# [Problem description]
Return the lines below word for word, covering the stretch from the first line through the one that contains "schedule-title: Schedule [432, 411, 490, 426]".

# [Given data]
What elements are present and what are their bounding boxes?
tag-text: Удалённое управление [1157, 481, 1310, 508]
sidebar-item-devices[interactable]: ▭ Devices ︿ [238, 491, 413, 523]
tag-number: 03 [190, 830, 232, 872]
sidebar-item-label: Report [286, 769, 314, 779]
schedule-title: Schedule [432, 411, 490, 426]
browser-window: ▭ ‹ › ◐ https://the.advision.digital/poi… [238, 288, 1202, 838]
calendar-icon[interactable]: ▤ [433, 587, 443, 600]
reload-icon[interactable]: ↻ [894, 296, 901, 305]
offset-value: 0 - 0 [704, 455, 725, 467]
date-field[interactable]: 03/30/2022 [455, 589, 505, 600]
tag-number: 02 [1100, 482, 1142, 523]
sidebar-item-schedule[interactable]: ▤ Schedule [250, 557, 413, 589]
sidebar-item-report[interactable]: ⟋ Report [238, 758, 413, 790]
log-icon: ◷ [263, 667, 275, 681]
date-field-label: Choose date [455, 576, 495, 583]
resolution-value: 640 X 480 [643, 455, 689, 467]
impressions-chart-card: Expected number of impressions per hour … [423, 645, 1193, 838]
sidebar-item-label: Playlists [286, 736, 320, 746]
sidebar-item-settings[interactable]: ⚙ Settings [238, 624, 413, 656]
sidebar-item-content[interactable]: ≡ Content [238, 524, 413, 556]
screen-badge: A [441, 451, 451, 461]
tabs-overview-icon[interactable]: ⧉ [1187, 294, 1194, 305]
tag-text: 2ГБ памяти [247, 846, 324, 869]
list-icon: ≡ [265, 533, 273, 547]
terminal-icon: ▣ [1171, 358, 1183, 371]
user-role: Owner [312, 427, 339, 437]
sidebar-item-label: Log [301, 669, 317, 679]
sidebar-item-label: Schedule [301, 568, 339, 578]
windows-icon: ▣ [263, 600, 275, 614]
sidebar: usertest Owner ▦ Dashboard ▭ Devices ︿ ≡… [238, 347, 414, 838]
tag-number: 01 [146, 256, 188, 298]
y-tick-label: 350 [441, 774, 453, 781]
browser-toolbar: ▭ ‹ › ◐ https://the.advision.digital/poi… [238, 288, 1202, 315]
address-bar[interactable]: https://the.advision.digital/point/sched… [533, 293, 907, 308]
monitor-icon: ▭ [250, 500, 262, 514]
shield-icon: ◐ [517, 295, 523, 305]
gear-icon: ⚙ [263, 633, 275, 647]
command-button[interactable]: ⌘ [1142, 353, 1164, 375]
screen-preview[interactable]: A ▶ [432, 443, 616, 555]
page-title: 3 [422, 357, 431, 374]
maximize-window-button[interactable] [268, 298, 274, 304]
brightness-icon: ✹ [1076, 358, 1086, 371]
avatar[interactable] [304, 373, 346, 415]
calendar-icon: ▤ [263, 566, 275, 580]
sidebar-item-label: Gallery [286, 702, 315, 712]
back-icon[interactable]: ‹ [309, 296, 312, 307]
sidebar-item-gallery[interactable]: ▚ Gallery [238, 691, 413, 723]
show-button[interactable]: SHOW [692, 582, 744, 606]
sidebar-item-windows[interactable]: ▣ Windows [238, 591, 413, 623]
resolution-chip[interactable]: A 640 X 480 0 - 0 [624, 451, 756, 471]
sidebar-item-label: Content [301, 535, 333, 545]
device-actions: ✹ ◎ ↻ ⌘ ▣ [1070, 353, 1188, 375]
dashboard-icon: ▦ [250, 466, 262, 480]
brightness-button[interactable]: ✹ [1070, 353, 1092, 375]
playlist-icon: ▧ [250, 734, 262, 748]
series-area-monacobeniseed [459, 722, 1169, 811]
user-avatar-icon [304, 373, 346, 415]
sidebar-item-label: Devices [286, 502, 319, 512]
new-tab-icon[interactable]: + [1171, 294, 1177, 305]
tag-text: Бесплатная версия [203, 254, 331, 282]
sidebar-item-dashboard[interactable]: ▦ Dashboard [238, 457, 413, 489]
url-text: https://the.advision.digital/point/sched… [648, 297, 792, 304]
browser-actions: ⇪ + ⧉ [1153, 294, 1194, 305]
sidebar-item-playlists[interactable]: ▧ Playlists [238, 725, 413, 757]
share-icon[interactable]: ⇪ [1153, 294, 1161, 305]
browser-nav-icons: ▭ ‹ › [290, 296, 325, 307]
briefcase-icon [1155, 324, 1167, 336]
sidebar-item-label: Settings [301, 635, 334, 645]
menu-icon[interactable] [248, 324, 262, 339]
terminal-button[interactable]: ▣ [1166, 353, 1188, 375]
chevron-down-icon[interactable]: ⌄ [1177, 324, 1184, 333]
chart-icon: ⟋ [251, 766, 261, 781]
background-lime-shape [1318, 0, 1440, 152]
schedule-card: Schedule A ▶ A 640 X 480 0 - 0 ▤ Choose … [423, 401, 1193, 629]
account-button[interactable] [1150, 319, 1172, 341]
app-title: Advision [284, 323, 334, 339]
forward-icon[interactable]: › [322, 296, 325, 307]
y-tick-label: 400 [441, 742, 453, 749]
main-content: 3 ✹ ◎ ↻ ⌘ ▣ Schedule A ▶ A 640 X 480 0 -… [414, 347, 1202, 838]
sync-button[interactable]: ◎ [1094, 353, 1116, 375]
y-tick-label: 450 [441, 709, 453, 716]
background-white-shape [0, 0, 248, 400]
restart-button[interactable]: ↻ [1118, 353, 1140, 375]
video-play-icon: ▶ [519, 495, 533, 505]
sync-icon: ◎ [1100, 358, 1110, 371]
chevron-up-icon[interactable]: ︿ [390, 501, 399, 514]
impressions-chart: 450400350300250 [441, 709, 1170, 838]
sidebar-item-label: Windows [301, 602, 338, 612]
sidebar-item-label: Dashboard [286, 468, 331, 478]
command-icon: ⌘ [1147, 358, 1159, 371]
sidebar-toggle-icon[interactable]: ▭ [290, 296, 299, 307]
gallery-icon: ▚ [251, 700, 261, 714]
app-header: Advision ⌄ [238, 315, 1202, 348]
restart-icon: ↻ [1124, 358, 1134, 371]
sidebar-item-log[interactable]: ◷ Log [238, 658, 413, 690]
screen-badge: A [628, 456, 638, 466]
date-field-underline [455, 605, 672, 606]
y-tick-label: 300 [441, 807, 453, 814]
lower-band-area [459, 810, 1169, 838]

# [Output for this exercise]
What elements are present and what are their bounding boxes?
tag-text: Удалённое управление [1157, 481, 1310, 508]
sidebar-item-devices[interactable]: ▭ Devices ︿ [238, 491, 413, 523]
tag-number: 03 [190, 830, 232, 872]
sidebar-item-label: Report [286, 769, 314, 779]
schedule-title: Schedule [432, 411, 490, 426]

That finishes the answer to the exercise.